▶ WHAT IS REQUIRED
Lines containing the string "qilgan" are to be counted; report the number and nothing more.

▶ EXTRACTED INFORMATION
BEGIN

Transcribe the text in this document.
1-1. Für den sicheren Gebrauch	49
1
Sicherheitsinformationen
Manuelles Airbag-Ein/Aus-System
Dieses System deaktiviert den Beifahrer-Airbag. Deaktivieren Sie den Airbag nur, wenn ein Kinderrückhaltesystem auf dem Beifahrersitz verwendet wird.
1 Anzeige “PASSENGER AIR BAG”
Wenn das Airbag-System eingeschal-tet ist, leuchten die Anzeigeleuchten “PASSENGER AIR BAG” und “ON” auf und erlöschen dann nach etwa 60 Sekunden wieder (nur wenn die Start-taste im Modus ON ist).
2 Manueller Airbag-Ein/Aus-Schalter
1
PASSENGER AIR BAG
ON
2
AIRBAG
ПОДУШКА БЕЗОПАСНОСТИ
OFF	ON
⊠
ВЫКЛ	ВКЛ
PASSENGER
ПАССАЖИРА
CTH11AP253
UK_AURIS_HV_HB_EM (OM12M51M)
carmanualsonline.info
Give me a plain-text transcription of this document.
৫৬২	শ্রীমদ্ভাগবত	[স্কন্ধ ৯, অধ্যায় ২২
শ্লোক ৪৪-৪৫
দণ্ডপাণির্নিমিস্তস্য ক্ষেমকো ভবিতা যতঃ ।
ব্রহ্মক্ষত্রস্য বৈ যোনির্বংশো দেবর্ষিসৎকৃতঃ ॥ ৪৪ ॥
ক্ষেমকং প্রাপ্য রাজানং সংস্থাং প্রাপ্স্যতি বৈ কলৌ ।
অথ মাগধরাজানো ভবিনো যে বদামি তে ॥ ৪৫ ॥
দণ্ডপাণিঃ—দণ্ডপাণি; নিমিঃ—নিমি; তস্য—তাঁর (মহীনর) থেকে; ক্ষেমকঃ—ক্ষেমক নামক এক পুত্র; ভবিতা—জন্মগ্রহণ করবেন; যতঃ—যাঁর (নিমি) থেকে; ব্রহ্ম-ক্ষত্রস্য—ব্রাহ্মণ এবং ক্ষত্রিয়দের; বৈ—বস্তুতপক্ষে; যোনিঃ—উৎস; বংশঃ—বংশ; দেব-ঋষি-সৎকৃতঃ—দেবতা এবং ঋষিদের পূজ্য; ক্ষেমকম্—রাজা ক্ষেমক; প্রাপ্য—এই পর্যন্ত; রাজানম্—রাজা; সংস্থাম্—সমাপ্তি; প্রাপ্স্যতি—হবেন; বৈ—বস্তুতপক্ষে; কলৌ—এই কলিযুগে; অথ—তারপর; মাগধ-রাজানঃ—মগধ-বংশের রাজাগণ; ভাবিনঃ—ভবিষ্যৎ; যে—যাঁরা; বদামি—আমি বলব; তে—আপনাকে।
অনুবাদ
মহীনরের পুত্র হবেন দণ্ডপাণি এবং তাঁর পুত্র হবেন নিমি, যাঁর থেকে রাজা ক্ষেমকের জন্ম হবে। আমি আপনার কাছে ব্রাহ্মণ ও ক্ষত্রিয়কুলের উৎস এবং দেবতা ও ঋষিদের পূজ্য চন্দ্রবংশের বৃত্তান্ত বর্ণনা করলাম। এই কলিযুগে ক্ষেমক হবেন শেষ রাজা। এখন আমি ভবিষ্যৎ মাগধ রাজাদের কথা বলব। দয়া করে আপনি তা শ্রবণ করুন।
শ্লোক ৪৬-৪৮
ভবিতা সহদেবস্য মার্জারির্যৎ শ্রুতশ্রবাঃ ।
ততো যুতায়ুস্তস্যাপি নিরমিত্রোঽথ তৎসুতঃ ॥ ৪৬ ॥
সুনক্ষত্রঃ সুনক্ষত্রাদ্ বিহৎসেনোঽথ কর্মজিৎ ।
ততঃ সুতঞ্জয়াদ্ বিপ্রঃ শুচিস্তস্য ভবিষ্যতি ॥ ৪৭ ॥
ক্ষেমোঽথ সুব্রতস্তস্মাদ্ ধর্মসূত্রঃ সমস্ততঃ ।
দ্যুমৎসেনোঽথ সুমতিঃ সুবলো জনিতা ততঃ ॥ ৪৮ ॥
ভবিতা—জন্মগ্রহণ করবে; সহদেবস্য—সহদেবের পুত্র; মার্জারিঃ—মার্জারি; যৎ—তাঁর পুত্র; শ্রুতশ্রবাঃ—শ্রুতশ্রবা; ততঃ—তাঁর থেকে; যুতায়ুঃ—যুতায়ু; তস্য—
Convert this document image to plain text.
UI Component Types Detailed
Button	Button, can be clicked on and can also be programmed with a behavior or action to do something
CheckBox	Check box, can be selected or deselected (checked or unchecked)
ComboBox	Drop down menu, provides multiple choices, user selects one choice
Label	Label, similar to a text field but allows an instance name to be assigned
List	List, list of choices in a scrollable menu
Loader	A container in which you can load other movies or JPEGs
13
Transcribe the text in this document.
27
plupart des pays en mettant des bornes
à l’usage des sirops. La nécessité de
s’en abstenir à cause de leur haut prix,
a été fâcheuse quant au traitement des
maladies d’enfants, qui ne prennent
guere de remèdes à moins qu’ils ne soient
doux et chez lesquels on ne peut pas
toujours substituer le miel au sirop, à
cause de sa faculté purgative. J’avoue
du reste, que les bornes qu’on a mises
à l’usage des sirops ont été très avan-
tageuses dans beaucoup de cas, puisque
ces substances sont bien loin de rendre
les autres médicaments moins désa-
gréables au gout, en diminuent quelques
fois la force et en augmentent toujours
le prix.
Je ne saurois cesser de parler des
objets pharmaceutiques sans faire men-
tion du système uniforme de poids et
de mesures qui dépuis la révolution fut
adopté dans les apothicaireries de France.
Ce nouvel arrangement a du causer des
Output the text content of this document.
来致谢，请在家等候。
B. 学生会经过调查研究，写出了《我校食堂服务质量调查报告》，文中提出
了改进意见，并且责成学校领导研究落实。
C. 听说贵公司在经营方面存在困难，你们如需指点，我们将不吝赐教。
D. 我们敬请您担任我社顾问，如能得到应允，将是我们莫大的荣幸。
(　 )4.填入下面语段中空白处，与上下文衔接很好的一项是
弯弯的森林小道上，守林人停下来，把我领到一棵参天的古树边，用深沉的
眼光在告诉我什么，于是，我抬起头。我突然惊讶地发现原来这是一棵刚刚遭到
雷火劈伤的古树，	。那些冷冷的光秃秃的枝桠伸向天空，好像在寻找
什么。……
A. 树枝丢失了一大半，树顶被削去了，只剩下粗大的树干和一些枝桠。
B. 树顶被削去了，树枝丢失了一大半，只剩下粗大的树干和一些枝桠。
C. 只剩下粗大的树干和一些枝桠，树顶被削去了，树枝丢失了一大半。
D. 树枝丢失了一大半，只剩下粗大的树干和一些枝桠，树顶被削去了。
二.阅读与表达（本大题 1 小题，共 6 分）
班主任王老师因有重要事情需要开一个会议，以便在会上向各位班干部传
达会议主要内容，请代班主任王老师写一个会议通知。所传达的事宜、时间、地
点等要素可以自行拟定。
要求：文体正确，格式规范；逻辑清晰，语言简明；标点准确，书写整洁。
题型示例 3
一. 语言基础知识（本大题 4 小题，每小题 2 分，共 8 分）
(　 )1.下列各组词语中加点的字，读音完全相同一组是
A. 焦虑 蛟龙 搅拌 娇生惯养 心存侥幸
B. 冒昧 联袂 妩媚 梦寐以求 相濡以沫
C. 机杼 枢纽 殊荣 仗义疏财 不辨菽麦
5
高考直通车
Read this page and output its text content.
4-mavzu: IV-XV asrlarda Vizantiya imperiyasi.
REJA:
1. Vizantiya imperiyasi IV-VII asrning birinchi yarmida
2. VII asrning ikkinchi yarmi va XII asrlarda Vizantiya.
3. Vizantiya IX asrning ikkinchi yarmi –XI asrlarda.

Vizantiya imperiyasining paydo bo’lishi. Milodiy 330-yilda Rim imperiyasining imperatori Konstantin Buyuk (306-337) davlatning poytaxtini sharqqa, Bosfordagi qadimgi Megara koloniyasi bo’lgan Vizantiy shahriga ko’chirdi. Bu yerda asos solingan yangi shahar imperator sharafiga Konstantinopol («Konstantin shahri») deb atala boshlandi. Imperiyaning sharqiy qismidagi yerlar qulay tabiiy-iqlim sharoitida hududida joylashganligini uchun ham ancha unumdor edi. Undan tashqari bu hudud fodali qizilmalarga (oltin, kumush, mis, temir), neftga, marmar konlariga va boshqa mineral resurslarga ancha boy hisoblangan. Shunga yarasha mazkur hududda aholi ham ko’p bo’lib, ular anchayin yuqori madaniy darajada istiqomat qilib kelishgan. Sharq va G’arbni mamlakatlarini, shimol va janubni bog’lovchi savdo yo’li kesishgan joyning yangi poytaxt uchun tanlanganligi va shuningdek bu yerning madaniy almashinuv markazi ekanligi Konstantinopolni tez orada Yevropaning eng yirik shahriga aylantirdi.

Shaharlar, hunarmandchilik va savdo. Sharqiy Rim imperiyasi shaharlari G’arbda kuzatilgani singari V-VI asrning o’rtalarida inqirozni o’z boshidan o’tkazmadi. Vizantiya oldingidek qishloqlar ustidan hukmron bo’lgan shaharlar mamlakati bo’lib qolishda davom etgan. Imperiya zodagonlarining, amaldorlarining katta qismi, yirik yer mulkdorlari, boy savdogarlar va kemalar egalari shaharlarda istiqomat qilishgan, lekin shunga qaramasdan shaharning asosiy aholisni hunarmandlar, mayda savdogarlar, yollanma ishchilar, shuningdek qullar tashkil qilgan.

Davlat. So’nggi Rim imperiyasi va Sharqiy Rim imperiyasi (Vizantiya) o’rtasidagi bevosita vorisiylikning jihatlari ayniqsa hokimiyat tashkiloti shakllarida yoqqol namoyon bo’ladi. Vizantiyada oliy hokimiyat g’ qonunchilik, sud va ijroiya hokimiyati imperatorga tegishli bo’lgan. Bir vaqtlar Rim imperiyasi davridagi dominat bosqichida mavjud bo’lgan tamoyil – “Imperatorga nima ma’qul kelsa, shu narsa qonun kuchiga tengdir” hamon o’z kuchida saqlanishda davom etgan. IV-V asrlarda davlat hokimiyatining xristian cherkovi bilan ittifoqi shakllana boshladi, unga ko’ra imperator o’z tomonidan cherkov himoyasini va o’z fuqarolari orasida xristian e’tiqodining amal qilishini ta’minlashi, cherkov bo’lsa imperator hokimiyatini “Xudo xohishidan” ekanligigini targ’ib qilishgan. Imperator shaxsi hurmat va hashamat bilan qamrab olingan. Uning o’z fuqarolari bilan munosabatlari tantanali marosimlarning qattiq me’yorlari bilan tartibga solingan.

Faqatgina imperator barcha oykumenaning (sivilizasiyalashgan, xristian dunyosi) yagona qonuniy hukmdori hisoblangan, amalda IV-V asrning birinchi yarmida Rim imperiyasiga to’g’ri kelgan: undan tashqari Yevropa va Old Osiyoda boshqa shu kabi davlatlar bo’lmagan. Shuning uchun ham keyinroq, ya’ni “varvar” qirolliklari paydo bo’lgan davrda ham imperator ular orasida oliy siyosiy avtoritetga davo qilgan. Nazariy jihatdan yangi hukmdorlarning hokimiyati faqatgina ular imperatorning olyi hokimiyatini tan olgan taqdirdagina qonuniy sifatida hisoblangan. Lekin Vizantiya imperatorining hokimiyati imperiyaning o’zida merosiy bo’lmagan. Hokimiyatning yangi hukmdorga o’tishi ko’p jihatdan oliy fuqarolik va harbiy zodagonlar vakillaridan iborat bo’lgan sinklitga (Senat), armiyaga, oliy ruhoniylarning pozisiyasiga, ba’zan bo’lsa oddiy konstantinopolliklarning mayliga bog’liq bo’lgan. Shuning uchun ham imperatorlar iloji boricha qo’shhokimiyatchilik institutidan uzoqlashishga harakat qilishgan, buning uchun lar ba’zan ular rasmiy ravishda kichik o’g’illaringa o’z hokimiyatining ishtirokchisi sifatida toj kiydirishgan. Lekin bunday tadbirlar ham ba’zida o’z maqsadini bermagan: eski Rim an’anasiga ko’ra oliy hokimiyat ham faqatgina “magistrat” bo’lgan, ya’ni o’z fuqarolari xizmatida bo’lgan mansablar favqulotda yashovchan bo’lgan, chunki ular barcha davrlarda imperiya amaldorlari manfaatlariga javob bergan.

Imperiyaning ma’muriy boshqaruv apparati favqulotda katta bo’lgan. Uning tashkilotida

END

▶ RESPONSE TO THIS TASK
2